Dataset excerpt:
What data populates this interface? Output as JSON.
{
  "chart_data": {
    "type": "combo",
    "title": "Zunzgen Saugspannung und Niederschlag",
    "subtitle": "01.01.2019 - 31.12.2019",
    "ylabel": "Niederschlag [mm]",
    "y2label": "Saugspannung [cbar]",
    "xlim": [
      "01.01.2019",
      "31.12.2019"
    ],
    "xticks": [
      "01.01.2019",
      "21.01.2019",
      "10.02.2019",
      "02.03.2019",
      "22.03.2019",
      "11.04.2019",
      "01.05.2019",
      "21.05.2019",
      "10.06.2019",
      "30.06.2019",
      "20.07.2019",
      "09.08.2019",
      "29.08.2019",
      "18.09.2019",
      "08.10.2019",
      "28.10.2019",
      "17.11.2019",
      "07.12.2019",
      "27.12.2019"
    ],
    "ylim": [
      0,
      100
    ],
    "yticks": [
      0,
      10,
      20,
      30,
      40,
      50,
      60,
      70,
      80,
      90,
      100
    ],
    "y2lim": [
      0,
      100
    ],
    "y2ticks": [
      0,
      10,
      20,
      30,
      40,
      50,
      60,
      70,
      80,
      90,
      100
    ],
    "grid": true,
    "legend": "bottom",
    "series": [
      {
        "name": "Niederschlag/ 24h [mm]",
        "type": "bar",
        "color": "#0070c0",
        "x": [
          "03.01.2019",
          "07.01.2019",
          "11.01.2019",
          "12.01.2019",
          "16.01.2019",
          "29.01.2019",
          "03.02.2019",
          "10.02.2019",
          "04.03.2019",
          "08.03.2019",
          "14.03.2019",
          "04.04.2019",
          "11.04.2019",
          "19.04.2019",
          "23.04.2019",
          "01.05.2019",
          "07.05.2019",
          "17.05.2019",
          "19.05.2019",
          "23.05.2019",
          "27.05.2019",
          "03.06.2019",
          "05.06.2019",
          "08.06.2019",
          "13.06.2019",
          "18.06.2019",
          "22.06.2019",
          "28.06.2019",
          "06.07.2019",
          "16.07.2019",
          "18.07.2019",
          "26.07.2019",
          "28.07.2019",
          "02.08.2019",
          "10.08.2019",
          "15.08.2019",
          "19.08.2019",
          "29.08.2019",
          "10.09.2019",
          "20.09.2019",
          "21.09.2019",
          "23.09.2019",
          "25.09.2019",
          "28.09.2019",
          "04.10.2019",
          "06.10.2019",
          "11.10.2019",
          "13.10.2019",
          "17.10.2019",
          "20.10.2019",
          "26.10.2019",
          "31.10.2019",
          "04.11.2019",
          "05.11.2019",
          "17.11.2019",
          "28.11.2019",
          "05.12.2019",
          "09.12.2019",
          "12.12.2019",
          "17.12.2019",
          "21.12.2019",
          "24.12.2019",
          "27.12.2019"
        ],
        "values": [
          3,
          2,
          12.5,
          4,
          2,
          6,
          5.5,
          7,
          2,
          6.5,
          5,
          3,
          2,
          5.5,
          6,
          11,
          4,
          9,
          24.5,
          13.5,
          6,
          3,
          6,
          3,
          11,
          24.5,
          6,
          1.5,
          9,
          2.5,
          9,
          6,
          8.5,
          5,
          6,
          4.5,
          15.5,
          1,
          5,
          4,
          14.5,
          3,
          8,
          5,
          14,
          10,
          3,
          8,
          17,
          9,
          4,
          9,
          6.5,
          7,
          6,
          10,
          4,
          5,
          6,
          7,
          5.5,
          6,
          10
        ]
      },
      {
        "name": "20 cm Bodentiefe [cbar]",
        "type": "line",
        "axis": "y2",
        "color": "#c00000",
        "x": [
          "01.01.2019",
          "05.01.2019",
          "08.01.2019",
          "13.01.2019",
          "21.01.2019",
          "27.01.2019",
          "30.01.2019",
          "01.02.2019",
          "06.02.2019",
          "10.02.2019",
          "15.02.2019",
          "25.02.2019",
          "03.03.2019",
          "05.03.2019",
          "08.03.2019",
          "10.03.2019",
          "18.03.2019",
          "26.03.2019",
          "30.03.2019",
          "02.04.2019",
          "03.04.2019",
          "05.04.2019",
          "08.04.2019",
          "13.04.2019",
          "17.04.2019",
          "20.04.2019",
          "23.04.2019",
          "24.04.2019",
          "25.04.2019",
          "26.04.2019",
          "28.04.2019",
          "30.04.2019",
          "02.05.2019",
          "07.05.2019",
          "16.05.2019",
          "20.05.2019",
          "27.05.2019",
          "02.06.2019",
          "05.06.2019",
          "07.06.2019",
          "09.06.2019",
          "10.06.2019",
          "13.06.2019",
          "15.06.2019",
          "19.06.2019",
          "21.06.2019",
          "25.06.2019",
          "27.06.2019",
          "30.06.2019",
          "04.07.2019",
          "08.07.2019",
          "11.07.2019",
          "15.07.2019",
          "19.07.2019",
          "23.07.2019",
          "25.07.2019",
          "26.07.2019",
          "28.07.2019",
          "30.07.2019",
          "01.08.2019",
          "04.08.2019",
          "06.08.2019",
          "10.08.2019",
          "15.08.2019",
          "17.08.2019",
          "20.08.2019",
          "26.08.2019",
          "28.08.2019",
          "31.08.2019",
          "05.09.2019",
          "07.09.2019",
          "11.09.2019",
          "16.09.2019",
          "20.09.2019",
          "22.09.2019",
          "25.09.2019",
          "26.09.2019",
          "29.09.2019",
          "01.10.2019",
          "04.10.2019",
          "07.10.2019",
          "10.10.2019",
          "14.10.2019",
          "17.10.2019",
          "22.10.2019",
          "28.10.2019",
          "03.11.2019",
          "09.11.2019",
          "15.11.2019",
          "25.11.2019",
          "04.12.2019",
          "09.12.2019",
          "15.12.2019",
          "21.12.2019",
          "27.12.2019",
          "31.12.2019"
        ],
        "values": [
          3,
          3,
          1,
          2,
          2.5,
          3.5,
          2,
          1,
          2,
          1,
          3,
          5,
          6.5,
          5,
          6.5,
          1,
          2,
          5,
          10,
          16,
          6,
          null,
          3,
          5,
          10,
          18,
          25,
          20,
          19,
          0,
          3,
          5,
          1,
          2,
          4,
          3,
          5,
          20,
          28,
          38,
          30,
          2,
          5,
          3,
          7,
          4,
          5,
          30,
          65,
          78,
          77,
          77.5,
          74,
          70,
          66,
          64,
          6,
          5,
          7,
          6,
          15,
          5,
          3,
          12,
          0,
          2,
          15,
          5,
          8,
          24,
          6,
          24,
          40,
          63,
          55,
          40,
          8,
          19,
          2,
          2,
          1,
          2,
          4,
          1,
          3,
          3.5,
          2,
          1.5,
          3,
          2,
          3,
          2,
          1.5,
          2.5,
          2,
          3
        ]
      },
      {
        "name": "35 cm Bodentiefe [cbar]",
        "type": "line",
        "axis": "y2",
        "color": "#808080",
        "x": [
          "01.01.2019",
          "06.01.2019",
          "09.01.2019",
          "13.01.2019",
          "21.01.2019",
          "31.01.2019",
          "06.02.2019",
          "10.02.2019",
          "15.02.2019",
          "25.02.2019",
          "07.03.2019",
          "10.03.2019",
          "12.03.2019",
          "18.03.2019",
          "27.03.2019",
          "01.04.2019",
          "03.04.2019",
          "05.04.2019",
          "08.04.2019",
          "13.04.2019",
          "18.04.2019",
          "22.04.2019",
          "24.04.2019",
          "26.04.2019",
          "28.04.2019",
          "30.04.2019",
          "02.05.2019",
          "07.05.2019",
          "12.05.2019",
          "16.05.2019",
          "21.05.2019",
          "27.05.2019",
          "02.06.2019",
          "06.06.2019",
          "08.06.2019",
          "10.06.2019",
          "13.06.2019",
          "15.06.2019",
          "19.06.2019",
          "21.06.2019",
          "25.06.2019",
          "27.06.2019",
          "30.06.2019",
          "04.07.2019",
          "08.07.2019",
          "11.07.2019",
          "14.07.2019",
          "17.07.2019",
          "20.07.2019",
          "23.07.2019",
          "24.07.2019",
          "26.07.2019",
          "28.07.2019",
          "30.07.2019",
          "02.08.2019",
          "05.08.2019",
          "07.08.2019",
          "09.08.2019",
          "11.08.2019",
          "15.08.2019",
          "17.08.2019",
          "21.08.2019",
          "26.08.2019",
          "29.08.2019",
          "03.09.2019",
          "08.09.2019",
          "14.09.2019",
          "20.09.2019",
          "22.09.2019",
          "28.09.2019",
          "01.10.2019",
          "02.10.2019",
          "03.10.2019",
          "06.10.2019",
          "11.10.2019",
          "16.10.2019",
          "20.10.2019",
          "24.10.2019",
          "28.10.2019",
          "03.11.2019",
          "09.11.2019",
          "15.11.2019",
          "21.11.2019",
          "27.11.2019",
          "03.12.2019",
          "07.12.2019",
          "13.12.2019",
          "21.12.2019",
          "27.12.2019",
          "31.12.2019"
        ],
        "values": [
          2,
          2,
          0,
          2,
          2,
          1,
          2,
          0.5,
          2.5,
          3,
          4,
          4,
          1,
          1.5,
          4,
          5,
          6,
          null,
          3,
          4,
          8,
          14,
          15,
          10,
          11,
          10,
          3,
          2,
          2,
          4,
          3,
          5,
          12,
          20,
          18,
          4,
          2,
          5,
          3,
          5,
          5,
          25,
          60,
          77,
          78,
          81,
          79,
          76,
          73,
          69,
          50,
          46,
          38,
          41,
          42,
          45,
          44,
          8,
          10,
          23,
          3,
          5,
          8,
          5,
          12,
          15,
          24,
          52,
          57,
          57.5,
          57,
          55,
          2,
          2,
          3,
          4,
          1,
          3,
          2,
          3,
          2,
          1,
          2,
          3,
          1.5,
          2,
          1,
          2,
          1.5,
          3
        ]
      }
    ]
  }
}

> Problem requirements:
Show each line holding the word "Niederschlag".

> Exercise answer:
    "title": "Zunzgen Saugspannung und Niederschlag",
    "ylabel": "Niederschlag [mm]",
        "name": "Niederschlag/ 24h [mm]",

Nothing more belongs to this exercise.